## [WORK TO BE COMPLETED]
Go through each line of the records below and count those with the word "name"; give only the total.

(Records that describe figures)
◆ ◆ ◆ ◆
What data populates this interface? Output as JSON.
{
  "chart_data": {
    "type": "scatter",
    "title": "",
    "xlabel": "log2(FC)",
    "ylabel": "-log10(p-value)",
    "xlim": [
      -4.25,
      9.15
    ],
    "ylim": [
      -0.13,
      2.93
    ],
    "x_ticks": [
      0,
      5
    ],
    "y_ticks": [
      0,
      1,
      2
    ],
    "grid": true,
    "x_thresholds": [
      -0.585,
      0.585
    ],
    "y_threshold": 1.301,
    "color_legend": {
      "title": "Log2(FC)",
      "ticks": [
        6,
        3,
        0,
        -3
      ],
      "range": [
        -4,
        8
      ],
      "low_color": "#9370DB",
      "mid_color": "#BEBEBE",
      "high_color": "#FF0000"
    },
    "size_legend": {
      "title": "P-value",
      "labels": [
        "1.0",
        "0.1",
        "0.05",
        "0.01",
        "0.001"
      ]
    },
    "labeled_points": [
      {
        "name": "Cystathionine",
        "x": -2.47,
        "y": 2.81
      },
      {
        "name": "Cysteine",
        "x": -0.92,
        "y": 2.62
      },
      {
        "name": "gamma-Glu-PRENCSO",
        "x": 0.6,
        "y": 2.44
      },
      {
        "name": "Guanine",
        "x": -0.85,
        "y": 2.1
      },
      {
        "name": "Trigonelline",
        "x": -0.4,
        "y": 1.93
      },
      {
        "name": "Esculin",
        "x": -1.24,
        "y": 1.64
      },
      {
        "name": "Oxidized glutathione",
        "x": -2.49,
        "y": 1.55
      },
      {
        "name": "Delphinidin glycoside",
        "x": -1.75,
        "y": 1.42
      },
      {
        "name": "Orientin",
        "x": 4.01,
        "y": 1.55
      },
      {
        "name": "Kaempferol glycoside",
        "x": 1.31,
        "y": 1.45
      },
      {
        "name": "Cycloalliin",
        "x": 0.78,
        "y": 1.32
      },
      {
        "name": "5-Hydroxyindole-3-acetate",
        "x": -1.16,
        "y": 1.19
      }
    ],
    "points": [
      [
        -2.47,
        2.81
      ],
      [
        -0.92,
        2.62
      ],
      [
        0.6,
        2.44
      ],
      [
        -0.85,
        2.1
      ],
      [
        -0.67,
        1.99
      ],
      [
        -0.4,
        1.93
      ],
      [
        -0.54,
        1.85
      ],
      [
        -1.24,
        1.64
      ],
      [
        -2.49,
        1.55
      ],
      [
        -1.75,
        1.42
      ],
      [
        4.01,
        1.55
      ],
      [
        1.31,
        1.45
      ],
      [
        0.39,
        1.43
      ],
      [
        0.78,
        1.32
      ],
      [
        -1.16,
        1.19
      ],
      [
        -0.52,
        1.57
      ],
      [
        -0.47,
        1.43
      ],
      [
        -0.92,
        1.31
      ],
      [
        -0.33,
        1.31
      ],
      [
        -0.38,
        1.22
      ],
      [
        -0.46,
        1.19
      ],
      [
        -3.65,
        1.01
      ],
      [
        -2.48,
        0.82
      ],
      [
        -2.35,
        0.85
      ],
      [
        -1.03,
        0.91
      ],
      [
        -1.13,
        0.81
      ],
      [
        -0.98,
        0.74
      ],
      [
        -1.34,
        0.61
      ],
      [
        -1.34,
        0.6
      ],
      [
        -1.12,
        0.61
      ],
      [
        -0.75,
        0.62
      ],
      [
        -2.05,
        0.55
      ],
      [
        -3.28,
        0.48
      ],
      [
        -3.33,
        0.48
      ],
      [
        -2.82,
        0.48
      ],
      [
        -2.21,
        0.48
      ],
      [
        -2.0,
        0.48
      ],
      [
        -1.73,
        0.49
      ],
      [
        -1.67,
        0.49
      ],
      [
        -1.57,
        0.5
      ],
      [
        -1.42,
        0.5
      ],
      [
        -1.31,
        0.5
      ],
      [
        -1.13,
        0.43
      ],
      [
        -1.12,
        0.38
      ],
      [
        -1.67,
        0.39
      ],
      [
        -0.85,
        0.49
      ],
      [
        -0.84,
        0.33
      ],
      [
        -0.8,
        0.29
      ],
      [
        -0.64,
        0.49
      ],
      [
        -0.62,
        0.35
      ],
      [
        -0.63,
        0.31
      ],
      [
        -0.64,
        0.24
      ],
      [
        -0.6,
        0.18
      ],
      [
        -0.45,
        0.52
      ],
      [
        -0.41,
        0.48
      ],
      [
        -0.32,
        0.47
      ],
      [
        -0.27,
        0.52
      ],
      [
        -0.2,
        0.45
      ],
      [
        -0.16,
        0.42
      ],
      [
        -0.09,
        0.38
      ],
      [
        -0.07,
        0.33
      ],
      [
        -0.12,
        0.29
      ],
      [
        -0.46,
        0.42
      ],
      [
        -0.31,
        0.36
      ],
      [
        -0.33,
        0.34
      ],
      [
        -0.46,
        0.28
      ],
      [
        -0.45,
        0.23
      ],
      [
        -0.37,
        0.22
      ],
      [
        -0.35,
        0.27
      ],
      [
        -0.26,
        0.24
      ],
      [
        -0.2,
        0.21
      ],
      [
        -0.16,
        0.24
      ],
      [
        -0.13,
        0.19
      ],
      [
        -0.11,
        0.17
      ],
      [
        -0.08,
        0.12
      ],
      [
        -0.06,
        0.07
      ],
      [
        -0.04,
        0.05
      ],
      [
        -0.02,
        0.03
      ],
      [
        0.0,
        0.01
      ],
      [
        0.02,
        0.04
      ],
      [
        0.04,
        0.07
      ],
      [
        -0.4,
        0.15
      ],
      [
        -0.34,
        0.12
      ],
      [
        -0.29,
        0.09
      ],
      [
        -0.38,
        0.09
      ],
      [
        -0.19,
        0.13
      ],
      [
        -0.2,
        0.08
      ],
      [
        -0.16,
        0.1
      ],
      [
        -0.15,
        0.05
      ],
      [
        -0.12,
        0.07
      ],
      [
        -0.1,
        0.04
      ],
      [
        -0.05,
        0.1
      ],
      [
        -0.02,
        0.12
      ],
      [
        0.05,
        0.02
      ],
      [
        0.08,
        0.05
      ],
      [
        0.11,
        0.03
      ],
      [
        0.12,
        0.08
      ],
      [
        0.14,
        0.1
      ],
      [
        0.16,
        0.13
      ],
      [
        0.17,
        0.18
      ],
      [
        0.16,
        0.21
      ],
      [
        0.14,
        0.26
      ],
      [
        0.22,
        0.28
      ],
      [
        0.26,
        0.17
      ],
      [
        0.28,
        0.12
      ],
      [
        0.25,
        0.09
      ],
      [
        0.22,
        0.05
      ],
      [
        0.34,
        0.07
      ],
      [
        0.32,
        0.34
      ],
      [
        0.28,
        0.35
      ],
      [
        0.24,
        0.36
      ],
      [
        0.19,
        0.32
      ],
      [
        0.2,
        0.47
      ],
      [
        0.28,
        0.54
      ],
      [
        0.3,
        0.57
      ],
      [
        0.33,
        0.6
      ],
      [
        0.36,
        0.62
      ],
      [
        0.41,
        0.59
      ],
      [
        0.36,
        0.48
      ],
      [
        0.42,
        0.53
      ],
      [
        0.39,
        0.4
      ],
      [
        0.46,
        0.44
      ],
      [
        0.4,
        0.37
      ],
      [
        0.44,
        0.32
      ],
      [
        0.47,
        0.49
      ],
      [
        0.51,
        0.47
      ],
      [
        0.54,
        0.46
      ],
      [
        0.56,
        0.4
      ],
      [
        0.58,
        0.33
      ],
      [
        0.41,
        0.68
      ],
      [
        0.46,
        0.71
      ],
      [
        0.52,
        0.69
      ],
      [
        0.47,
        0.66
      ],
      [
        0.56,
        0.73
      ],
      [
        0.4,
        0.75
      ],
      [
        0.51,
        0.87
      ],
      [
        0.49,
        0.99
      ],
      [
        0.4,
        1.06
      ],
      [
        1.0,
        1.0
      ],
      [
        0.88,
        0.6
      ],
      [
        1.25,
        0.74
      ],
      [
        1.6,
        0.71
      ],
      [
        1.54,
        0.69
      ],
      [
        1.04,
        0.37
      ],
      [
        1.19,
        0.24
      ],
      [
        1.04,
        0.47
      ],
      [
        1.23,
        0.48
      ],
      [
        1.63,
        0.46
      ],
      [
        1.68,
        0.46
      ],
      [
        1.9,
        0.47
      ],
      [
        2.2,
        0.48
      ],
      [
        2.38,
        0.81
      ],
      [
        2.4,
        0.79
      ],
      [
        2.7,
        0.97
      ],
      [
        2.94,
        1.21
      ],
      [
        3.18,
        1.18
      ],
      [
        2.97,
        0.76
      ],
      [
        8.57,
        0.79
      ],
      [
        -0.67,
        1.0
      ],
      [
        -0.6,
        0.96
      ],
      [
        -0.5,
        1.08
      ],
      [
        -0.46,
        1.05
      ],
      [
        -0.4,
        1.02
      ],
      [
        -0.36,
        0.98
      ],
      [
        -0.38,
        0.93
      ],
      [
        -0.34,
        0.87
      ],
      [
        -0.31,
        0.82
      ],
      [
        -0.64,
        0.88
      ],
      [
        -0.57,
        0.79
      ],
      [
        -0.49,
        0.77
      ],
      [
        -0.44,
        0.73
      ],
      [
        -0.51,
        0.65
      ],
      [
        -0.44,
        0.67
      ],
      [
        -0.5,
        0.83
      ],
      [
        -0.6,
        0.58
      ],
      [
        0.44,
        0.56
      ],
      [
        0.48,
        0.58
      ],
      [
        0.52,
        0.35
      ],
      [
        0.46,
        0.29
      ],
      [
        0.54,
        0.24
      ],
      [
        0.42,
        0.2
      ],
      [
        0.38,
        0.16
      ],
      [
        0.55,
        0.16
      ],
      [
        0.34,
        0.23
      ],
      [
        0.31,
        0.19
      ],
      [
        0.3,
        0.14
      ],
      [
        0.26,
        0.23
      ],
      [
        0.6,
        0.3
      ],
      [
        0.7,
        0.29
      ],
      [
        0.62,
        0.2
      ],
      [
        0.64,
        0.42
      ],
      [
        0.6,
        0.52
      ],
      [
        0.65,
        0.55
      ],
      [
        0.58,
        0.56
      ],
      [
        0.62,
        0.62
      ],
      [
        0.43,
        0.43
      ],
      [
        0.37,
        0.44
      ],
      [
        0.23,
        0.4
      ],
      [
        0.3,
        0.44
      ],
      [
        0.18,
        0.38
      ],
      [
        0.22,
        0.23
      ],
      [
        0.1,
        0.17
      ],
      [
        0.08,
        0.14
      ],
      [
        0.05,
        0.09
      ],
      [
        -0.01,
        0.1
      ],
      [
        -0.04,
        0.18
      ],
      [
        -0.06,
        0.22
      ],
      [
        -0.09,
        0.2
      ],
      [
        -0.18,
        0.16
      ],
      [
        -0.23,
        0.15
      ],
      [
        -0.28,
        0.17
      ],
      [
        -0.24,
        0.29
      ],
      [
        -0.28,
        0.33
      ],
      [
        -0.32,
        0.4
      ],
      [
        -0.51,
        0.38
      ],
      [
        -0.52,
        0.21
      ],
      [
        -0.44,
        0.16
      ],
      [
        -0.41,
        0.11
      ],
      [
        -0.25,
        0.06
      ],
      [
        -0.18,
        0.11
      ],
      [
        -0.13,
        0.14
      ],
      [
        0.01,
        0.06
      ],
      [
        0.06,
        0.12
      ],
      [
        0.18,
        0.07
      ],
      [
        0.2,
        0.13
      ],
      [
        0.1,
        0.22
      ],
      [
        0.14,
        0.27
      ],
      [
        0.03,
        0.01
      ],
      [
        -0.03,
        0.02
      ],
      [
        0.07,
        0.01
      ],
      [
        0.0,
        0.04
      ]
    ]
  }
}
◆ ◆ ◆ ◆
## [WRITTEN SOLUTION]
12